PROBLEM:
Please copy all of the records below word for word, leaving out the pictures.
═════ SOURCE MATERIAL
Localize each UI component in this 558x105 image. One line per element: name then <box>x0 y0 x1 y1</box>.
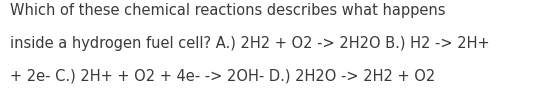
Text: inside a hydrogen fuel cell? A.) 2H2 + O2 -> 2H2O B.) H2 -> 2H+: inside a hydrogen fuel cell? A.) 2H2 + O… <box>10 36 490 51</box>
Text: + 2e- C.) 2H+ + O2 + 4e- -> 2OH- D.) 2H2O -> 2H2 + O2: + 2e- C.) 2H+ + O2 + 4e- -> 2OH- D.) 2H2… <box>10 68 435 83</box>
Text: Which of these chemical reactions describes what happens: Which of these chemical reactions descri… <box>10 3 445 18</box>
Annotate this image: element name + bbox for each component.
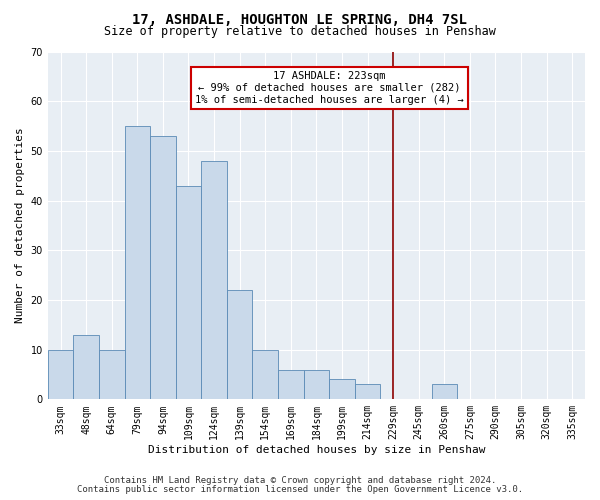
Bar: [227, 290, 253, 400]
Bar: [99, 350, 125, 400]
Text: Contains public sector information licensed under the Open Government Licence v3: Contains public sector information licen…: [77, 485, 523, 494]
Bar: [431, 384, 457, 400]
Y-axis label: Number of detached properties: Number of detached properties: [15, 128, 25, 324]
Bar: [150, 136, 176, 400]
Bar: [355, 384, 380, 400]
Bar: [329, 380, 355, 400]
Bar: [304, 370, 329, 400]
Text: Contains HM Land Registry data © Crown copyright and database right 2024.: Contains HM Land Registry data © Crown c…: [104, 476, 496, 485]
Text: Size of property relative to detached houses in Penshaw: Size of property relative to detached ho…: [104, 25, 496, 38]
X-axis label: Distribution of detached houses by size in Penshaw: Distribution of detached houses by size …: [148, 445, 485, 455]
Bar: [176, 186, 201, 400]
Text: 17, ASHDALE, HOUGHTON LE SPRING, DH4 7SL: 17, ASHDALE, HOUGHTON LE SPRING, DH4 7SL: [133, 12, 467, 26]
Bar: [253, 350, 278, 400]
Text: 17 ASHDALE: 223sqm
← 99% of detached houses are smaller (282)
1% of semi-detache: 17 ASHDALE: 223sqm ← 99% of detached hou…: [195, 72, 464, 104]
Bar: [73, 334, 99, 400]
Bar: [278, 370, 304, 400]
Bar: [48, 350, 73, 400]
Bar: [125, 126, 150, 400]
Bar: [201, 161, 227, 400]
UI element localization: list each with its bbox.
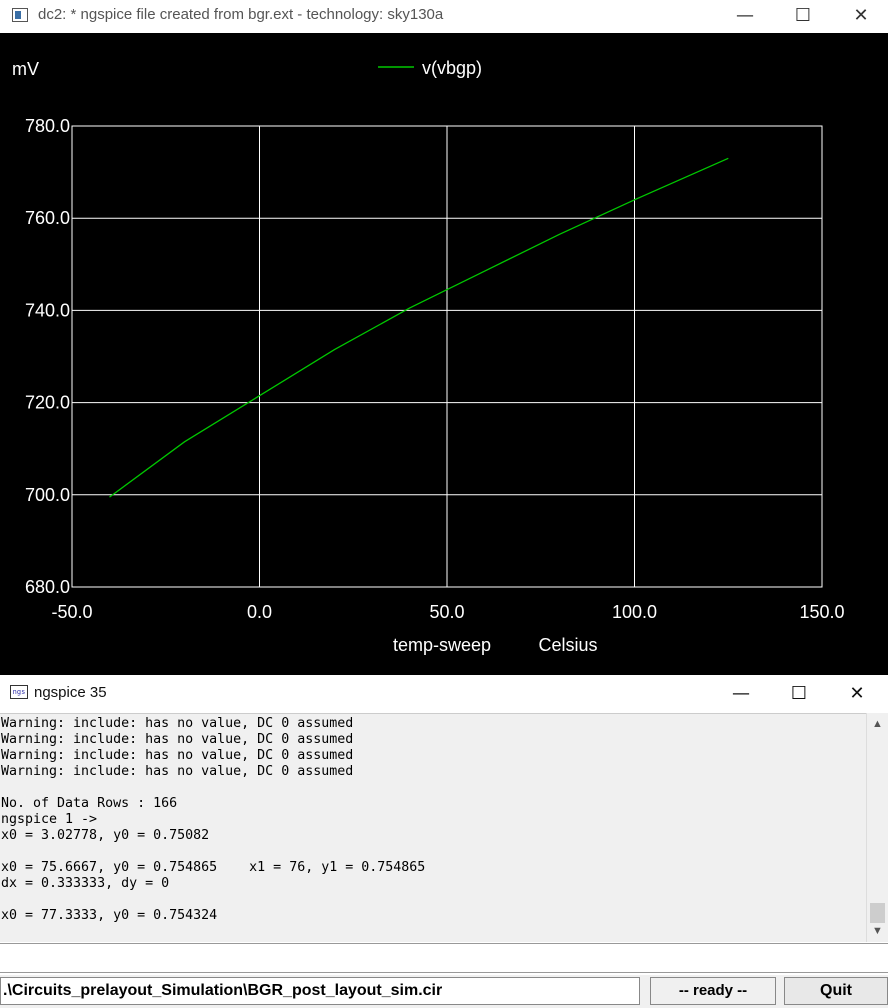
console-line: ngspice 1 -> (1, 812, 98, 827)
console-maximize-button[interactable]: ☐ (790, 683, 808, 704)
console-window-title: ngspice 35 (34, 684, 107, 701)
quit-button[interactable]: Quit (784, 977, 888, 1005)
plot-window-title: dc2: * ngspice file created from bgr.ext… (38, 6, 444, 23)
y-tick-label: 720.0 (25, 393, 70, 413)
y-tick-label: 760.0 (25, 208, 70, 228)
console-scrollbar[interactable]: ▲ ▼ (866, 713, 888, 942)
console-line: x0 = 75.6667, y0 = 0.754865 x1 = 76, y1 … (1, 860, 426, 875)
close-button[interactable]: ✕ (853, 5, 869, 26)
console-window-titlebar[interactable]: ngs ngspice 35 — ☐ ✕ (0, 675, 888, 713)
plot-window-app-icon (12, 8, 28, 22)
x-tick-label: -50.0 (51, 602, 92, 622)
y-tick-label: 680.0 (25, 577, 70, 597)
x-tick-label: 150.0 (799, 602, 844, 622)
y-tick-label: 780.0 (25, 116, 70, 136)
y-axis-unit-label: mV (12, 59, 39, 79)
plot-window-titlebar[interactable]: dc2: * ngspice file created from bgr.ext… (0, 0, 888, 33)
ngspice-app-icon: ngs (10, 685, 28, 699)
scroll-thumb[interactable] (870, 903, 885, 923)
console-line: Warning: include: has no value, DC 0 ass… (1, 764, 354, 779)
console-window: ngs ngspice 35 — ☐ ✕ Warning: include: h… (0, 675, 888, 1008)
x-axis-label: temp-sweep (393, 635, 491, 655)
console-line: dx = 0.333333, dy = 0 (1, 876, 170, 891)
y-tick-label: 740.0 (25, 300, 70, 320)
plot-area[interactable]: 780.0 760.0 740.0 720.0 700.0 680.0 -50.0 0.0 5… (0, 33, 888, 675)
console-line: Warning: include: has no value, DC 0 ass… (1, 716, 354, 731)
console-line: No. of Data Rows : 166 (1, 796, 178, 811)
x-tick-label: 50.0 (429, 602, 464, 622)
scroll-down-icon[interactable]: ▼ (872, 925, 883, 937)
console-output[interactable]: Warning: include: has no value, DC 0 ass… (0, 713, 866, 942)
status-bar: .\Circuits_prelayout_Simulation\BGR_post… (0, 975, 888, 1008)
console-minimize-button[interactable]: — (732, 683, 750, 704)
console-line: Warning: include: has no value, DC 0 ass… (1, 748, 354, 763)
y-tick-label: 700.0 (25, 485, 70, 505)
console-line: x0 = 77.3333, y0 = 0.754324 (1, 908, 218, 923)
console-line: x0 = 3.02778, y0 = 0.75082 (1, 828, 210, 843)
status-file-path: .\Circuits_prelayout_Simulation\BGR_post… (0, 977, 640, 1005)
console-text: Warning: include: has no value, DC 0 ass… (0, 714, 866, 924)
console-line: Warning: include: has no value, DC 0 ass… (1, 732, 354, 747)
x-tick-label: 100.0 (612, 602, 657, 622)
command-input[interactable] (0, 943, 888, 973)
plot-svg[interactable]: 780.0 760.0 740.0 720.0 700.0 680.0 -50.0 0.0 5… (0, 33, 888, 675)
maximize-button[interactable]: ☐ (794, 5, 812, 26)
x-axis-unit: Celsius (538, 635, 597, 655)
console-close-button[interactable]: ✕ (849, 683, 865, 704)
plot-window: dc2: * ngspice file created from bgr.ext… (0, 0, 888, 675)
x-tick-label: 0.0 (247, 602, 272, 622)
status-ready: -- ready -- (650, 977, 776, 1005)
minimize-button[interactable]: — (736, 5, 754, 26)
scroll-up-icon[interactable]: ▲ (872, 718, 883, 730)
series-line-0 (109, 157, 729, 498)
legend-label: v(vbgp) (422, 58, 482, 78)
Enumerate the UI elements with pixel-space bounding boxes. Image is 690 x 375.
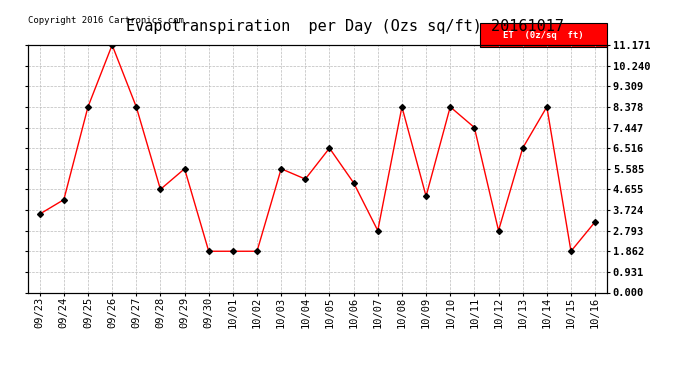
Text: Copyright 2016 Cartronics.com: Copyright 2016 Cartronics.com xyxy=(28,16,184,25)
FancyBboxPatch shape xyxy=(480,23,607,48)
Text: ET  (0z/sq  ft): ET (0z/sq ft) xyxy=(503,31,584,40)
Text: Evapotranspiration  per Day (Ozs sq/ft) 20161017: Evapotranspiration per Day (Ozs sq/ft) 2… xyxy=(126,19,564,34)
══════════
WRITTEN RESPONSE:
Localize each UI component in this 558x105 image. One line per element: name then <box>x0 y0 x1 y1</box>.
Text: inside a hydrogen fuel cell? A.) 2H2 + O2 -> 2H2O B.) H2 -> 2H+: inside a hydrogen fuel cell? A.) 2H2 + O… <box>10 36 490 51</box>
Text: + 2e- C.) 2H+ + O2 + 4e- -> 2OH- D.) 2H2O -> 2H2 + O2: + 2e- C.) 2H+ + O2 + 4e- -> 2OH- D.) 2H2… <box>10 68 435 83</box>
Text: Which of these chemical reactions describes what happens: Which of these chemical reactions descri… <box>10 3 445 18</box>
Annotate this image: element name + bbox for each component.
Bar: [227, 290, 253, 400]
Bar: [99, 350, 125, 400]
Text: Contains public sector information licensed under the Open Government Licence v3: Contains public sector information licen…: [77, 485, 523, 494]
Bar: [431, 384, 457, 400]
Y-axis label: Number of detached properties: Number of detached properties: [15, 128, 25, 324]
Bar: [150, 136, 176, 400]
Bar: [355, 384, 380, 400]
Bar: [329, 380, 355, 400]
Bar: [304, 370, 329, 400]
Text: Contains HM Land Registry data © Crown copyright and database right 2024.: Contains HM Land Registry data © Crown c…: [104, 476, 496, 485]
Text: Size of property relative to detached houses in Penshaw: Size of property relative to detached ho…: [104, 25, 496, 38]
X-axis label: Distribution of detached houses by size in Penshaw: Distribution of detached houses by size …: [148, 445, 485, 455]
Bar: [176, 186, 201, 400]
Text: 17, ASHDALE, HOUGHTON LE SPRING, DH4 7SL: 17, ASHDALE, HOUGHTON LE SPRING, DH4 7SL: [133, 12, 467, 26]
Bar: [253, 350, 278, 400]
Text: 17 ASHDALE: 223sqm
← 99% of detached houses are smaller (282)
1% of semi-detache: 17 ASHDALE: 223sqm ← 99% of detached hou…: [195, 72, 464, 104]
Bar: [73, 334, 99, 400]
Bar: [278, 370, 304, 400]
Bar: [48, 350, 73, 400]
Bar: [125, 126, 150, 400]
Bar: [201, 161, 227, 400]
UI element localization: list each with its bbox.
console-line: ngspice 1 -> (1, 812, 98, 827)
console-maximize-button[interactable]: ☐ (790, 683, 808, 704)
console-window-title: ngspice 35 (34, 684, 107, 701)
quit-button[interactable]: Quit (784, 977, 888, 1005)
plot-window-title: dc2: * ngspice file created from bgr.ext… (38, 6, 444, 23)
y-tick-label: 720.0 (25, 393, 70, 413)
y-tick-label: 760.0 (25, 208, 70, 228)
console-scrollbar[interactable]: ▲ ▼ (866, 713, 888, 942)
console-line: x0 = 75.6667, y0 = 0.754865 x1 = 76, y1 … (1, 860, 426, 875)
close-button[interactable]: ✕ (853, 5, 869, 26)
console-window-titlebar[interactable]: ngs ngspice 35 — ☐ ✕ (0, 675, 888, 713)
plot-window-app-icon (12, 8, 28, 22)
x-tick-label: -50.0 (51, 602, 92, 622)
y-tick-label: 680.0 (25, 577, 70, 597)
x-tick-label: 150.0 (799, 602, 844, 622)
y-tick-label: 780.0 (25, 116, 70, 136)
y-axis-unit-label: mV (12, 59, 39, 79)
plot-window-titlebar[interactable]: dc2: * ngspice file created from bgr.ext… (0, 0, 888, 33)
ngspice-app-icon: ngs (10, 685, 28, 699)
scroll-thumb[interactable] (870, 903, 885, 923)
console-line: Warning: include: has no value, DC 0 ass… (1, 764, 354, 779)
console-window: ngs ngspice 35 — ☐ ✕ Warning: include: h… (0, 675, 888, 1008)
x-axis-label: temp-sweep (393, 635, 491, 655)
console-line: dx = 0.333333, dy = 0 (1, 876, 170, 891)
y-tick-label: 740.0 (25, 300, 70, 320)
plot-area[interactable]: 780.0 760.0 740.0 720.0 700.0 680.0 -50.0 0.0 5… (0, 33, 888, 675)
console-line: Warning: include: has no value, DC 0 ass… (1, 716, 354, 731)
console-line: No. of Data Rows : 166 (1, 796, 178, 811)
x-tick-label: 50.0 (429, 602, 464, 622)
scroll-down-icon[interactable]: ▼ (872, 925, 883, 937)
console-output[interactable]: Warning: include: has no value, DC 0 ass… (0, 713, 866, 942)
status-bar: .\Circuits_prelayout_Simulation\BGR_post… (0, 975, 888, 1008)
console-minimize-button[interactable]: — (732, 683, 750, 704)
console-line: Warning: include: has no value, DC 0 ass… (1, 748, 354, 763)
y-tick-label: 700.0 (25, 485, 70, 505)
console-line: x0 = 77.3333, y0 = 0.754324 (1, 908, 218, 923)
console-line: x0 = 3.02778, y0 = 0.75082 (1, 828, 210, 843)
status-file-path: .\Circuits_prelayout_Simulation\BGR_post… (0, 977, 640, 1005)
console-text: Warning: include: has no value, DC 0 ass… (0, 714, 866, 924)
console-line: Warning: include: has no value, DC 0 ass… (1, 732, 354, 747)
x-tick-label: 100.0 (612, 602, 657, 622)
command-input[interactable] (0, 943, 888, 973)
plot-svg[interactable]: 780.0 760.0 740.0 720.0 700.0 680.0 -50.0 0.0 5… (0, 33, 888, 675)
maximize-button[interactable]: ☐ (794, 5, 812, 26)
x-axis-unit: Celsius (538, 635, 597, 655)
console-close-button[interactable]: ✕ (849, 683, 865, 704)
plot-window: dc2: * ngspice file created from bgr.ext… (0, 0, 888, 675)
x-tick-label: 0.0 (247, 602, 272, 622)
status-ready: -- ready -- (650, 977, 776, 1005)
minimize-button[interactable]: — (736, 5, 754, 26)
scroll-up-icon[interactable]: ▲ (872, 718, 883, 730)
series-line-0 (109, 157, 729, 498)
legend-label: v(vbgp) (422, 58, 482, 78)
Enumerate the UI elements with pixel-space bounding boxes. Image is 690 x 375.
Text: Copyright 2016 Cartronics.com: Copyright 2016 Cartronics.com xyxy=(28,16,184,25)
FancyBboxPatch shape xyxy=(480,23,607,48)
Text: ET  (0z/sq  ft): ET (0z/sq ft) xyxy=(503,31,584,40)
Text: Evapotranspiration  per Day (Ozs sq/ft) 20161017: Evapotranspiration per Day (Ozs sq/ft) 2… xyxy=(126,19,564,34)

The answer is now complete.